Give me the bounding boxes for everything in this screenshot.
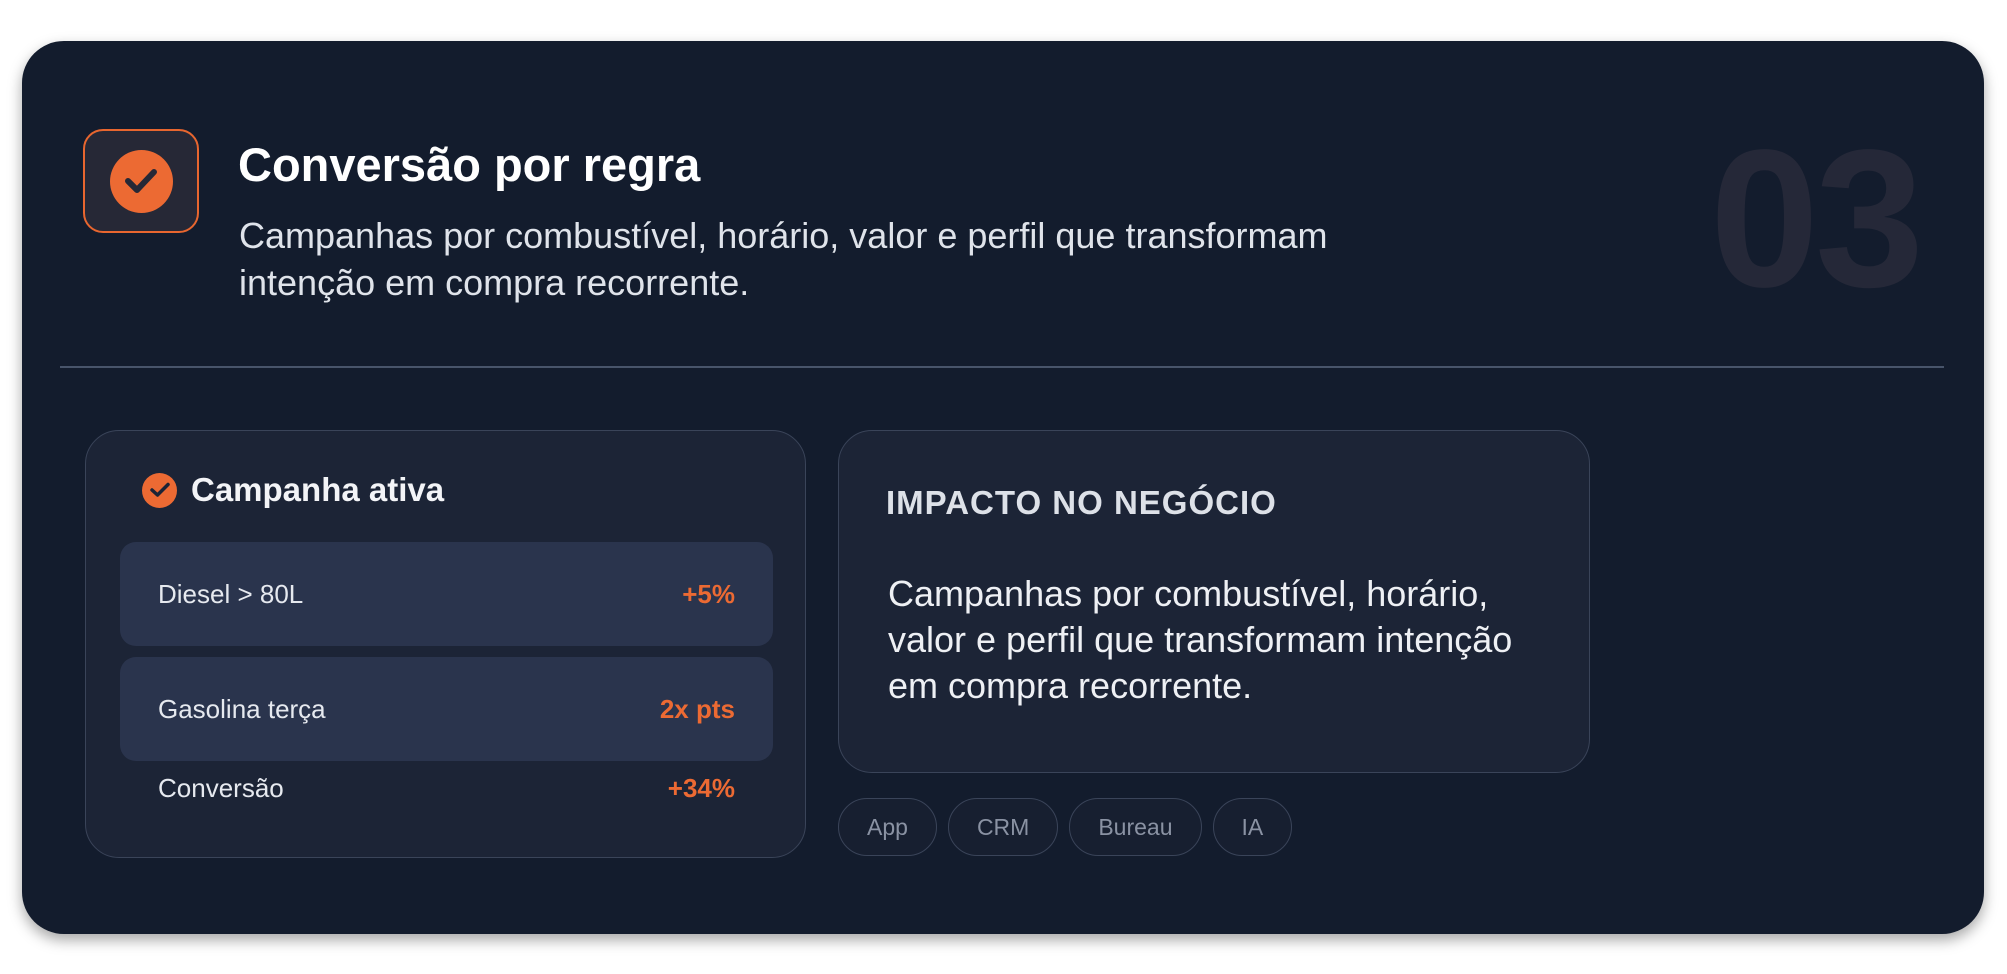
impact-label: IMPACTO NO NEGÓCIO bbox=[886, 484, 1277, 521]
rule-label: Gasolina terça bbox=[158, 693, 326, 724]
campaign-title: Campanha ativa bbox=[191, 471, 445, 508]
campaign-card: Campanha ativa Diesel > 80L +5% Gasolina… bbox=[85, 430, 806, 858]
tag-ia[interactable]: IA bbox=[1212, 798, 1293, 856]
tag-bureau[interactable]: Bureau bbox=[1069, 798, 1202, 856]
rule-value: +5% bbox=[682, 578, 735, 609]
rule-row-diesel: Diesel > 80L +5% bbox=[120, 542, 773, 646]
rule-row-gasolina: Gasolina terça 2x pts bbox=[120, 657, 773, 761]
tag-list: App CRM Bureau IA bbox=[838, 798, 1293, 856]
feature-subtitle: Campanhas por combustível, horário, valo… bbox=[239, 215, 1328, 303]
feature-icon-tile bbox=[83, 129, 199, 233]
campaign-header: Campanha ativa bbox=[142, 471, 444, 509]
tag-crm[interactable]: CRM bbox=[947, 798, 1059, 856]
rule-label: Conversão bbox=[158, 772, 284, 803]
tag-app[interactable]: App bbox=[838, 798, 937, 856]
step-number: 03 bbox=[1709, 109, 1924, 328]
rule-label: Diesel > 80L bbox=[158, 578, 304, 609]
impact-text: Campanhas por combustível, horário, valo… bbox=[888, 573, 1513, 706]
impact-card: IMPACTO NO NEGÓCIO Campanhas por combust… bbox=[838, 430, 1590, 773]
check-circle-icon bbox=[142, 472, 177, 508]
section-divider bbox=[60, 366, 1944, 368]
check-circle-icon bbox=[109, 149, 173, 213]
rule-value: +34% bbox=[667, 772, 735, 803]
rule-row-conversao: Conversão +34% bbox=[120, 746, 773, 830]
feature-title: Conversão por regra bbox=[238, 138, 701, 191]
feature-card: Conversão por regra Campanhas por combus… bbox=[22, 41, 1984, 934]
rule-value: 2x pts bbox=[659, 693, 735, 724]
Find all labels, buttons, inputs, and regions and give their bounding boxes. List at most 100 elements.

==

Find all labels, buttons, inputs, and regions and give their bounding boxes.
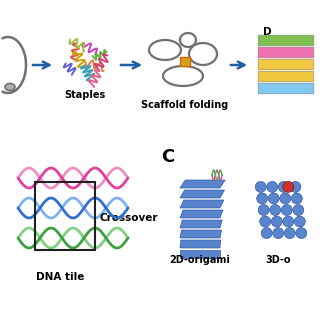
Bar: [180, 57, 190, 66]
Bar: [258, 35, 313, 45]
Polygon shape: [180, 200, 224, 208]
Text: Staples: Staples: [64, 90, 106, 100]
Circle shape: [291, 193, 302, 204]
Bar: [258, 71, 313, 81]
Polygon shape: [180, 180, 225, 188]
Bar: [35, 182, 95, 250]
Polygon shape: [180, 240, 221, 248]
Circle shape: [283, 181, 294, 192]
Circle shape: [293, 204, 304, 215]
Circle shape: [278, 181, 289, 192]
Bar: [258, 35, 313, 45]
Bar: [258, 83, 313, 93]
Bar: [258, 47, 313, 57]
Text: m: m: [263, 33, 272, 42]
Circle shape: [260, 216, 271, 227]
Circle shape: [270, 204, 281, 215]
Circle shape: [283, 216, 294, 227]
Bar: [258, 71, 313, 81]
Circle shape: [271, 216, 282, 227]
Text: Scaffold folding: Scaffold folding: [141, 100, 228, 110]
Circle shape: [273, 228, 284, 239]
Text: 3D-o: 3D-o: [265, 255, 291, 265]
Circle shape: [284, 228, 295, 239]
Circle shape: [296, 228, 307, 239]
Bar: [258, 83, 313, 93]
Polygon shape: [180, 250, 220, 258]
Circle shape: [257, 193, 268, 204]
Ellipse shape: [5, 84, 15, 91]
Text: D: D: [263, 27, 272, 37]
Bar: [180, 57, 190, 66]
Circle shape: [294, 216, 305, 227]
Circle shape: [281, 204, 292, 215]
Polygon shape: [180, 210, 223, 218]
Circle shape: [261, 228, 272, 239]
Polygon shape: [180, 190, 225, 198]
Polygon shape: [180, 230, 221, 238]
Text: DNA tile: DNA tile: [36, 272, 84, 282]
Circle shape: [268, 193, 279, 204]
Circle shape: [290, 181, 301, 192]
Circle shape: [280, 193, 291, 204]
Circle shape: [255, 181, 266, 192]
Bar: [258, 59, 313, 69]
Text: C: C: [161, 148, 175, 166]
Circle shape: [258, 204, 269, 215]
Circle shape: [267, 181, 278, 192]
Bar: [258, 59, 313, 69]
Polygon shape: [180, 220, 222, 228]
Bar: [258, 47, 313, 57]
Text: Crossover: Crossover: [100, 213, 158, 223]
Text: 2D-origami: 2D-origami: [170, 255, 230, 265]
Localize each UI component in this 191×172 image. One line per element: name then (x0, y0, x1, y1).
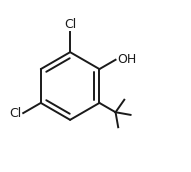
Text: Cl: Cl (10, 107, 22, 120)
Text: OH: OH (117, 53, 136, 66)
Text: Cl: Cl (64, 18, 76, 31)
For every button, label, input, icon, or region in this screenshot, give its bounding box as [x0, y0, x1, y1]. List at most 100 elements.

Task requirements:
Express the lines in the items above, from the line containing "impact-label: IMPACTO NO" up to and including the line containing "tag-crm[interactable]: CRM bbox=[947, 798, 1059, 856]", as a Markdown table. Use the columns Row and Line, number each row, and leave out any blank lines.

Solved exercise:
| Row | Line |
|---|---|
| 1 | impact-label: IMPACTO NO NEGÓCIO bbox=[886, 484, 1277, 521] |
| 2 | rule-label: Gasolina terça bbox=[158, 693, 326, 724] |
| 3 | campaign-title: Campanha ativa bbox=[191, 471, 445, 508] |
| 4 | campaign-card: Campanha ativa Diesel > 80L +5% Gasolina… bbox=[85, 430, 806, 858] |
| 5 | tag-ia[interactable]: IA bbox=[1212, 798, 1293, 856] |
| 6 | tag-bureau[interactable]: Bureau bbox=[1069, 798, 1202, 856] |
| 7 | rule-value: +5% bbox=[682, 578, 735, 609] |
| 8 | rule-row-diesel: Diesel > 80L +5% bbox=[120, 542, 773, 646] |
| 9 | rule-row-gasolina: Gasolina terça 2x pts bbox=[120, 657, 773, 761] |
| 10 | tag-list: App CRM Bureau IA bbox=[838, 798, 1293, 856] |
| 11 | feature-subtitle: Campanhas por combustível, horário, valo… bbox=[239, 215, 1328, 303] |
| 12 | feature-icon-tile bbox=[83, 129, 199, 233] |
| 13 | campaign-header: Campanha ativa bbox=[142, 471, 444, 509] |
| 14 | tag-crm[interactable]: CRM bbox=[947, 798, 1059, 856] |